* [INSTRUCTION]
Here are some records; copy every line that holds the word "contrast".

----------

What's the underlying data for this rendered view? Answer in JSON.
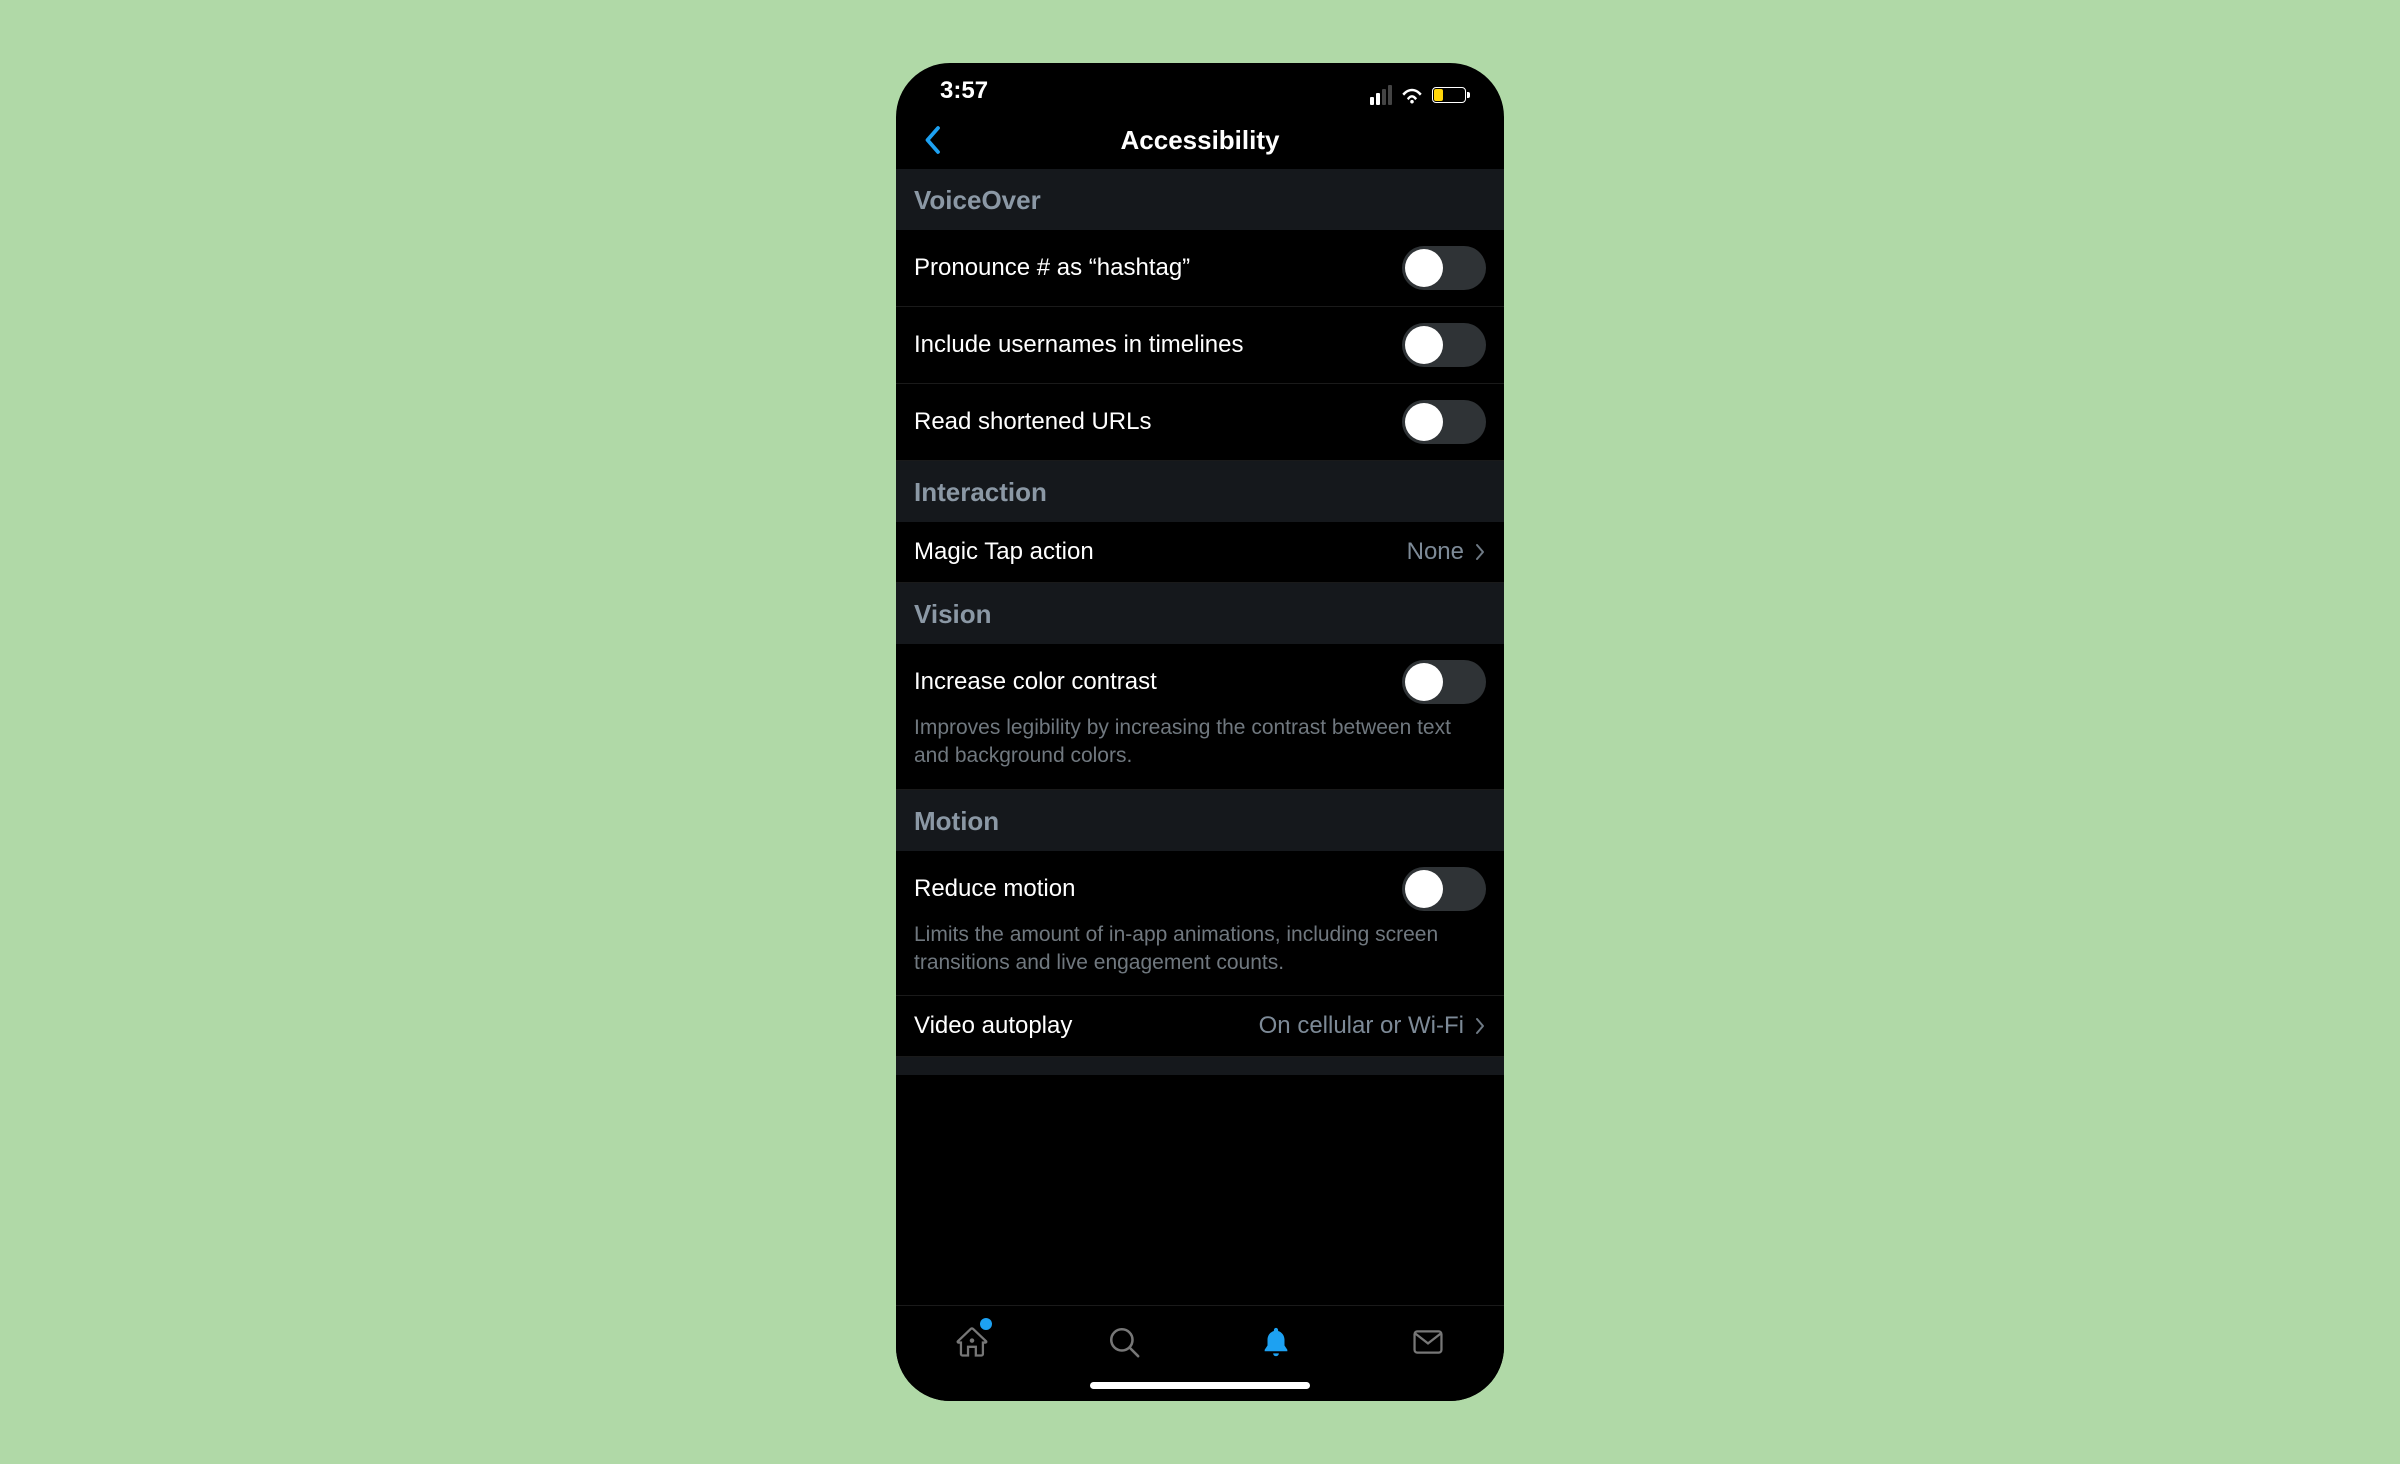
{
  "status": {
    "time": "3:57"
  },
  "header": {
    "title": "Accessibility"
  },
  "sections": {
    "voiceover": {
      "title": "VoiceOver",
      "items": {
        "pronounce": "Pronounce # as “hashtag”",
        "usernames": "Include usernames in timelines",
        "urls": "Read shortened URLs"
      }
    },
    "interaction": {
      "title": "Interaction",
      "magic_tap": {
        "label": "Magic Tap action",
        "value": "None"
      }
    },
    "vision": {
      "title": "Vision",
      "contrast": {
        "label": "Increase color contrast",
        "desc": "Improves legibility by increasing the contrast between text and background colors."
      }
    },
    "motion": {
      "title": "Motion",
      "reduce": {
        "label": "Reduce motion",
        "desc": "Limits the amount of in-app animations, including screen transitions and live engagement counts."
      },
      "autoplay": {
        "label": "Video autoplay",
        "value": "On cellular or Wi-Fi"
      }
    }
  }
}
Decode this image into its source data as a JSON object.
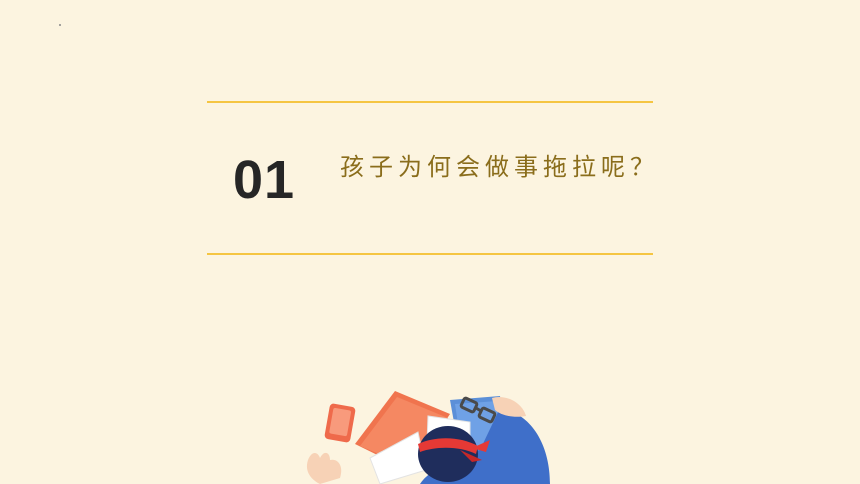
{
  "section": {
    "number": "01",
    "title": "孩子为何会做事拖拉呢？"
  },
  "colors": {
    "background": "#fcf4e0",
    "rule": "#f5c542",
    "number": "#262626",
    "title": "#8a6d1b"
  },
  "illustration": {
    "icon": "student-sleeping-on-books-illustration"
  }
}
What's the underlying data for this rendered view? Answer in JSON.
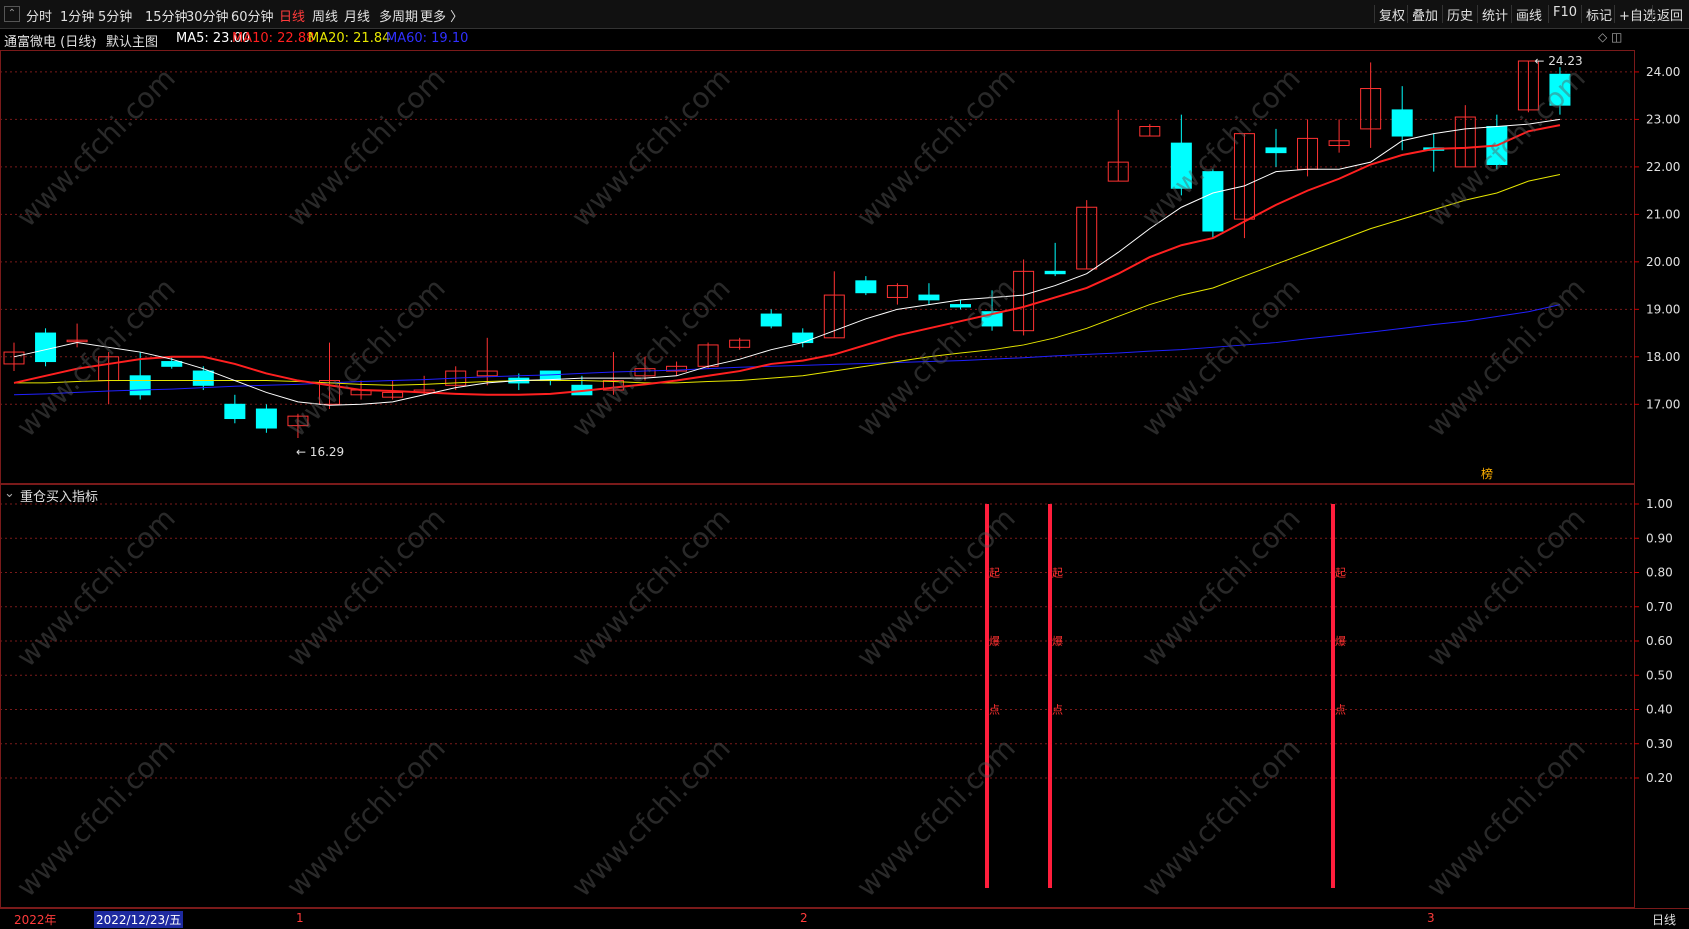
{
  "toolbar": {
    "periods": [
      "分时",
      "1分钟",
      "5分钟",
      "15分钟",
      "30分钟",
      "60分钟",
      "日线",
      "周线",
      "月线",
      "多周期",
      "更多 〉"
    ],
    "active_period": "日线",
    "right_buttons": [
      "复权",
      "叠加",
      "历史",
      "统计",
      "画线",
      "F10",
      "标记",
      "+自选",
      "返回"
    ]
  },
  "info": {
    "stock": "通富微电 (日线)",
    "template": "默认主图",
    "ma5": "MA5: 23.00",
    "ma10": "MA10: 22.88",
    "ma20": "MA20: 21.84",
    "ma60": "MA60: 19.10"
  },
  "colors": {
    "up": "#ff3232",
    "down": "#00ffff",
    "ma5": "#ffffff",
    "ma10": "#ff2020",
    "ma20": "#e6e600",
    "ma60": "#2020ff",
    "grid": "#7a1a1a"
  },
  "chart_data": [
    {
      "type": "candlestick",
      "y_ticks": [
        "24.00",
        "23.00",
        "22.00",
        "21.00",
        "20.00",
        "19.00",
        "18.00",
        "17.00"
      ],
      "ylim": [
        16.0,
        24.6
      ],
      "annotations": {
        "high_label": "24.23",
        "low_label": "16.29",
        "badge": "榜"
      },
      "candles": [
        [
          17.85,
          18.1,
          17.7,
          18.3
        ],
        [
          18.5,
          17.9,
          17.8,
          18.6
        ],
        [
          18.35,
          18.35,
          18.2,
          18.7
        ],
        [
          17.5,
          18.0,
          17.0,
          18.1
        ],
        [
          17.6,
          17.2,
          17.1,
          18.1
        ],
        [
          17.9,
          17.8,
          17.75,
          18.0
        ],
        [
          17.7,
          17.4,
          17.3,
          17.8
        ],
        [
          17.0,
          16.7,
          16.6,
          17.2
        ],
        [
          16.9,
          16.5,
          16.4,
          17.0
        ],
        [
          16.55,
          16.75,
          16.29,
          16.8
        ],
        [
          17.0,
          17.5,
          16.9,
          18.3
        ],
        [
          17.2,
          17.3,
          17.1,
          17.5
        ],
        [
          17.15,
          17.25,
          17.1,
          17.5
        ],
        [
          17.25,
          17.3,
          17.2,
          17.6
        ],
        [
          17.4,
          17.7,
          17.3,
          17.8
        ],
        [
          17.6,
          17.7,
          17.4,
          18.4
        ],
        [
          17.55,
          17.45,
          17.3,
          17.65
        ],
        [
          17.7,
          17.5,
          17.4,
          17.7
        ],
        [
          17.4,
          17.2,
          17.2,
          17.6
        ],
        [
          17.3,
          17.5,
          17.2,
          18.1
        ],
        [
          17.6,
          17.75,
          17.5,
          18.0
        ],
        [
          17.7,
          17.8,
          17.6,
          17.9
        ],
        [
          17.8,
          18.25,
          17.75,
          18.3
        ],
        [
          18.2,
          18.35,
          18.15,
          18.4
        ],
        [
          18.9,
          18.65,
          18.6,
          19.0
        ],
        [
          18.5,
          18.3,
          18.2,
          18.6
        ],
        [
          18.4,
          19.3,
          18.4,
          19.8
        ],
        [
          19.6,
          19.35,
          19.3,
          19.7
        ],
        [
          19.25,
          19.5,
          19.1,
          19.55
        ],
        [
          19.3,
          19.2,
          19.1,
          19.55
        ],
        [
          19.1,
          19.05,
          19.0,
          19.2
        ],
        [
          18.95,
          18.65,
          18.55,
          19.4
        ],
        [
          18.55,
          19.8,
          18.45,
          20.05
        ],
        [
          19.8,
          19.75,
          19.7,
          20.4
        ],
        [
          19.85,
          21.15,
          19.85,
          21.3
        ],
        [
          21.7,
          22.1,
          21.7,
          23.2
        ],
        [
          22.65,
          22.85,
          22.65,
          22.9
        ],
        [
          22.5,
          21.55,
          21.4,
          23.1
        ],
        [
          21.9,
          20.65,
          20.5,
          21.95
        ],
        [
          20.9,
          22.7,
          20.5,
          22.7
        ],
        [
          22.4,
          22.3,
          22.0,
          22.8
        ],
        [
          21.95,
          22.6,
          21.8,
          23.0
        ],
        [
          22.45,
          22.55,
          22.3,
          23.0
        ],
        [
          22.8,
          23.65,
          22.4,
          24.2
        ],
        [
          23.2,
          22.65,
          22.35,
          23.7
        ],
        [
          22.4,
          22.35,
          21.9,
          22.7
        ],
        [
          22.0,
          23.05,
          22.0,
          23.3
        ],
        [
          22.85,
          22.05,
          21.95,
          23.1
        ],
        [
          23.2,
          24.23,
          23.15,
          24.23
        ],
        [
          23.95,
          23.3,
          23.1,
          24.1
        ]
      ],
      "ma5": [
        18.0,
        18.15,
        18.3,
        18.2,
        18.1,
        17.95,
        17.75,
        17.5,
        17.25,
        17.05,
        16.98,
        17.0,
        17.05,
        17.2,
        17.35,
        17.45,
        17.5,
        17.52,
        17.55,
        17.55,
        17.55,
        17.6,
        17.8,
        17.95,
        18.15,
        18.3,
        18.55,
        18.8,
        19.0,
        19.1,
        19.2,
        19.25,
        19.3,
        19.5,
        19.75,
        20.2,
        20.7,
        21.15,
        21.45,
        21.6,
        21.9,
        21.95,
        21.95,
        22.1,
        22.55,
        22.7,
        22.8,
        22.85,
        22.9,
        23.0
      ],
      "ma10": [
        17.45,
        17.6,
        17.75,
        17.85,
        17.95,
        18.0,
        18.0,
        17.85,
        17.65,
        17.5,
        17.4,
        17.3,
        17.28,
        17.25,
        17.22,
        17.2,
        17.2,
        17.22,
        17.28,
        17.35,
        17.42,
        17.5,
        17.6,
        17.7,
        17.85,
        17.92,
        18.05,
        18.25,
        18.45,
        18.6,
        18.75,
        18.9,
        19.05,
        19.25,
        19.45,
        19.75,
        20.1,
        20.35,
        20.5,
        20.85,
        21.2,
        21.5,
        21.75,
        22.05,
        22.25,
        22.38,
        22.4,
        22.45,
        22.75,
        22.88
      ],
      "ma20": [
        17.45,
        17.45,
        17.48,
        17.5,
        17.5,
        17.5,
        17.5,
        17.5,
        17.5,
        17.48,
        17.45,
        17.42,
        17.4,
        17.42,
        17.45,
        17.48,
        17.5,
        17.5,
        17.5,
        17.48,
        17.45,
        17.45,
        17.48,
        17.5,
        17.55,
        17.6,
        17.7,
        17.8,
        17.9,
        18.0,
        18.08,
        18.15,
        18.25,
        18.4,
        18.6,
        18.85,
        19.1,
        19.3,
        19.45,
        19.7,
        19.95,
        20.2,
        20.45,
        20.7,
        20.9,
        21.1,
        21.3,
        21.45,
        21.7,
        21.84
      ],
      "ma60": [
        17.2,
        17.22,
        17.25,
        17.28,
        17.3,
        17.32,
        17.35,
        17.38,
        17.4,
        17.42,
        17.45,
        17.48,
        17.5,
        17.52,
        17.55,
        17.58,
        17.6,
        17.62,
        17.65,
        17.68,
        17.7,
        17.72,
        17.75,
        17.78,
        17.8,
        17.82,
        17.84,
        17.86,
        17.88,
        17.9,
        17.92,
        17.95,
        17.98,
        18.02,
        18.05,
        18.08,
        18.12,
        18.15,
        18.2,
        18.25,
        18.3,
        18.38,
        18.45,
        18.52,
        18.6,
        18.68,
        18.75,
        18.85,
        18.95,
        19.1
      ]
    },
    {
      "type": "bar",
      "title": "重仓买入指标",
      "y_ticks": [
        "1.00",
        "0.90",
        "0.80",
        "0.70",
        "0.60",
        "0.50",
        "0.40",
        "0.30",
        "0.20"
      ],
      "ylim": [
        0.0,
        1.02
      ],
      "signal_indices": [
        32,
        34,
        43
      ],
      "signal_value": 1.0,
      "signal_text": [
        "起",
        "爆",
        "点"
      ]
    }
  ],
  "datebar": {
    "year": "2022年",
    "cursor_date": "2022/12/23/五",
    "month_1": "1",
    "month_2": "2",
    "month_3": "3",
    "period": "日线"
  },
  "watermark": "www.cfchi.com",
  "corner_icons": "◇ ◫"
}
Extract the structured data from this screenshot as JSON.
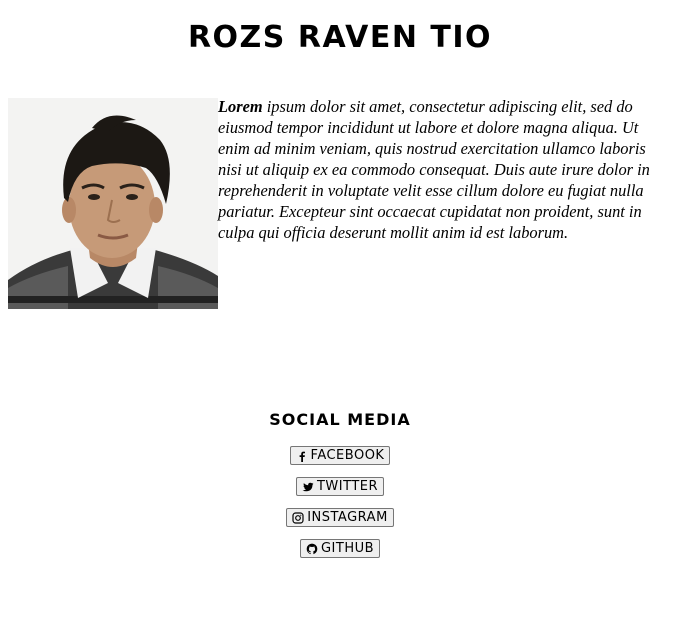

----------

* [RESPONSE]
      "contrast": {
        "label": "Increase color contrast",
        "desc": "Improves legibility by increasing the contrast between text and background colors."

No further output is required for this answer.